## Work required
Report how many lines hold the word "object"; give nothing but the number.

## Extracted records
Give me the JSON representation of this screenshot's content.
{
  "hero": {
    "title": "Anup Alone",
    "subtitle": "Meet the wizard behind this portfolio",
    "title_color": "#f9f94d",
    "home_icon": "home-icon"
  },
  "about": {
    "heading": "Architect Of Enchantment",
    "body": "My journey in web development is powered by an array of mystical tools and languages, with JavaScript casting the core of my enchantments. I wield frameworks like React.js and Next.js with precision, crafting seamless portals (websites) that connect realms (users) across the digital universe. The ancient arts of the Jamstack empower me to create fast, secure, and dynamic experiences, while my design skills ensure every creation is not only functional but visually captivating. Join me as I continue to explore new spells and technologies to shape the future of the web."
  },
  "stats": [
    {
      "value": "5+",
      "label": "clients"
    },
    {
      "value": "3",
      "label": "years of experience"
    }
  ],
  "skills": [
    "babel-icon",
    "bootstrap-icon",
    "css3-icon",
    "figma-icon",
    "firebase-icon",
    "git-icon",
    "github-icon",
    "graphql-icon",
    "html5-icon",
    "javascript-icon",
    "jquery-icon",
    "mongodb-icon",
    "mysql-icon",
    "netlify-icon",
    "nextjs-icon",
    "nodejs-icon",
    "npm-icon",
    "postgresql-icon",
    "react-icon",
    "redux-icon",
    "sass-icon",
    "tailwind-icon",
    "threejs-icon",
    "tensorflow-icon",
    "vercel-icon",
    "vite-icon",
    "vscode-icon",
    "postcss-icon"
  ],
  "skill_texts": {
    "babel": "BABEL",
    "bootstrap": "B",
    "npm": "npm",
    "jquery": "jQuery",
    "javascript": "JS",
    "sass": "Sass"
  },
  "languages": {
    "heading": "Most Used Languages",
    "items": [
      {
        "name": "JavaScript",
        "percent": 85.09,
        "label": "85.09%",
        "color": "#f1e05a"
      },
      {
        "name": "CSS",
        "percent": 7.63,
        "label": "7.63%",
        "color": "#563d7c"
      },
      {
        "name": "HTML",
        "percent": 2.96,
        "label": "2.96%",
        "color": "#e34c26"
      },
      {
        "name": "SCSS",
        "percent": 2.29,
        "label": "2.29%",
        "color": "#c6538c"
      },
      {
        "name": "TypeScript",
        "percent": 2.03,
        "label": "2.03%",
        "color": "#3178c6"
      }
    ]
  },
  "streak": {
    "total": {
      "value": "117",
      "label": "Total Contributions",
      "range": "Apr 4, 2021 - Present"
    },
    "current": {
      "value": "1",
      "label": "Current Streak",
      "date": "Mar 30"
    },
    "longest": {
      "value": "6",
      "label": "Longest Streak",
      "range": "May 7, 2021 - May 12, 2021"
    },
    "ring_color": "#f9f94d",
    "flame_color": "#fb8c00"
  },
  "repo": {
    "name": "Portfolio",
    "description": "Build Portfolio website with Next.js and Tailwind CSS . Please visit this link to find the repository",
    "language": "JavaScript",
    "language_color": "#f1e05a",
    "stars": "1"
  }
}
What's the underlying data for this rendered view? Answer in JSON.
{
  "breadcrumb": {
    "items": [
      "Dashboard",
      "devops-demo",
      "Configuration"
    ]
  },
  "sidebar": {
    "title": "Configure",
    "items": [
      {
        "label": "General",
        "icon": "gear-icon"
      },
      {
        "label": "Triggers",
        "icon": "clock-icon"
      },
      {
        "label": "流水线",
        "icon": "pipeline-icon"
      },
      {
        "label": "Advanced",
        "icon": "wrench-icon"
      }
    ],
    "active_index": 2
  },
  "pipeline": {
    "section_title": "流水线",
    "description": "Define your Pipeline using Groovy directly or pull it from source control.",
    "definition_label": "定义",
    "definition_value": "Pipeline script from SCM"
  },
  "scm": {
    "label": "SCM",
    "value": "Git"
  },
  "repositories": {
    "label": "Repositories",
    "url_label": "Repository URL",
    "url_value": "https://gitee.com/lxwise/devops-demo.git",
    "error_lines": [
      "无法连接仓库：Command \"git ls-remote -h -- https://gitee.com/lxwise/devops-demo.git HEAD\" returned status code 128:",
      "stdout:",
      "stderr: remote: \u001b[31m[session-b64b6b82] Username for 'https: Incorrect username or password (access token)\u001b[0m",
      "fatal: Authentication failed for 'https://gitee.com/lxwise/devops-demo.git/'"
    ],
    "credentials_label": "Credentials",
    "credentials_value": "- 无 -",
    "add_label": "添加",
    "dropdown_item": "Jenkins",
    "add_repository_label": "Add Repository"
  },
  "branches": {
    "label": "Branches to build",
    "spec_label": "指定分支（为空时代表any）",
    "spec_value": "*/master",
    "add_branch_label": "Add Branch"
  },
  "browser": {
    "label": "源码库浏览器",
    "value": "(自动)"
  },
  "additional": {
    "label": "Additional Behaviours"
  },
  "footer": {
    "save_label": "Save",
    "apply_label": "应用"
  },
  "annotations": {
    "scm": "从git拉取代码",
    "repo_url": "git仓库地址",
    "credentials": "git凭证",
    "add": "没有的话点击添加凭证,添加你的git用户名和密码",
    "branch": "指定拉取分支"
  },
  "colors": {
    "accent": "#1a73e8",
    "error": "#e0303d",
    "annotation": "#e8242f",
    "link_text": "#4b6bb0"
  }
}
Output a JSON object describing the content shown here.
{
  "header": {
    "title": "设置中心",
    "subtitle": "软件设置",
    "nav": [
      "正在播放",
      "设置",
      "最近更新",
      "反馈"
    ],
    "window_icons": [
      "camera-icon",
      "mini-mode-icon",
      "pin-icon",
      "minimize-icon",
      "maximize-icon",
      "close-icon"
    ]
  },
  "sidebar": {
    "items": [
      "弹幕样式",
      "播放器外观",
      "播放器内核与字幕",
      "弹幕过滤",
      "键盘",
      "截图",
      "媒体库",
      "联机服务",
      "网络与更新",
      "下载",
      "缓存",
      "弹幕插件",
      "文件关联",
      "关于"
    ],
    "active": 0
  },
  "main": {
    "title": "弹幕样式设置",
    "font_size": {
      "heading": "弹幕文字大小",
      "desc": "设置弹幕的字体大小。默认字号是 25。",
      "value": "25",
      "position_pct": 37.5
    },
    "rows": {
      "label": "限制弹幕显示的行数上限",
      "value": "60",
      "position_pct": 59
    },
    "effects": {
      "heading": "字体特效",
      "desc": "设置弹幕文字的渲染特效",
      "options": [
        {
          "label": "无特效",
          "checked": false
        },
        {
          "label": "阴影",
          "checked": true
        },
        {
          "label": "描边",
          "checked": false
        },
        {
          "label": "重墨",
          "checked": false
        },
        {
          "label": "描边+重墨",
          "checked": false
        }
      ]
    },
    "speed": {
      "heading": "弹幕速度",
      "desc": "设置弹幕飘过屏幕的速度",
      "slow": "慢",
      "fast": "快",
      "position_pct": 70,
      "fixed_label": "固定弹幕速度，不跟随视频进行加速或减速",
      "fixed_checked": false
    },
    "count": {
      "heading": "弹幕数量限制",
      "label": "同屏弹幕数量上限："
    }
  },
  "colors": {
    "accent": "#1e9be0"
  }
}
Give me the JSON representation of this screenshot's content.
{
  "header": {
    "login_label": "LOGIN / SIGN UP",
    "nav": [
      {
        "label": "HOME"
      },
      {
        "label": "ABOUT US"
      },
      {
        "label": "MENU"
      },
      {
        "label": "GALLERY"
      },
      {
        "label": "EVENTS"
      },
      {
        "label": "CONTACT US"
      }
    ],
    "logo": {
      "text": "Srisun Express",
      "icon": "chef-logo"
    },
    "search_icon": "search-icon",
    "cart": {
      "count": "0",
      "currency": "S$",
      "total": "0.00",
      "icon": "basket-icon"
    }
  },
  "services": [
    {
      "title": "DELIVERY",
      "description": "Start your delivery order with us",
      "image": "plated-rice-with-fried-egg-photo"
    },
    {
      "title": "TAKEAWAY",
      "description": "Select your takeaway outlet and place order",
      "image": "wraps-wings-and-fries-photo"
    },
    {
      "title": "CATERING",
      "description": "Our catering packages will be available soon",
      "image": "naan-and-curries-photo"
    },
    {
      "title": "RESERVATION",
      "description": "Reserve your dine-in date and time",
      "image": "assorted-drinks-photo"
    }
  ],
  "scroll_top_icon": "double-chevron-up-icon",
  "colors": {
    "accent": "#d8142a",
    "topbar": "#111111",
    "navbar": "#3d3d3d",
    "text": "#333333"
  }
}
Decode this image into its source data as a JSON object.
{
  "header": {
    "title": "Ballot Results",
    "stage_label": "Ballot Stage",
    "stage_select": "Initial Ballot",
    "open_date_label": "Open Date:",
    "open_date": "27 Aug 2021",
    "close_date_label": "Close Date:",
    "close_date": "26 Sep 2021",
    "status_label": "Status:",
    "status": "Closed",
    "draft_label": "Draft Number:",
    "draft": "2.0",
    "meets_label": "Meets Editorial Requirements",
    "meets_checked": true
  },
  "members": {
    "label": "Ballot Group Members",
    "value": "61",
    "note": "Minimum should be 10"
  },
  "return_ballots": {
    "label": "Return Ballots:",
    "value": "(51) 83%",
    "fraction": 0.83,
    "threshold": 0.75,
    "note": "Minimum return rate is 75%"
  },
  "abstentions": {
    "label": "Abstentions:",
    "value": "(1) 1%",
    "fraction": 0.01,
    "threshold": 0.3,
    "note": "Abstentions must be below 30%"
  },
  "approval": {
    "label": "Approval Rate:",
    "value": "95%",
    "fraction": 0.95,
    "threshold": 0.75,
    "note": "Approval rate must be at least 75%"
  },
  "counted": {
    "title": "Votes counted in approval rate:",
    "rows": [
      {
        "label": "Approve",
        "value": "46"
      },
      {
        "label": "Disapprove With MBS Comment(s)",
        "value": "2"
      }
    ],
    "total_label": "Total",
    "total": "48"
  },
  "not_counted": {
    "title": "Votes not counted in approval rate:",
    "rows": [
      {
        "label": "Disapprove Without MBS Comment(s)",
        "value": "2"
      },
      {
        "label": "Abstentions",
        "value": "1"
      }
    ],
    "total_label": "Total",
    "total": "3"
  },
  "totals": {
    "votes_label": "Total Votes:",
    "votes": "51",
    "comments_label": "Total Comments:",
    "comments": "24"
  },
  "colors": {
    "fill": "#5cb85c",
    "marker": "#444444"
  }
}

## Written answer
2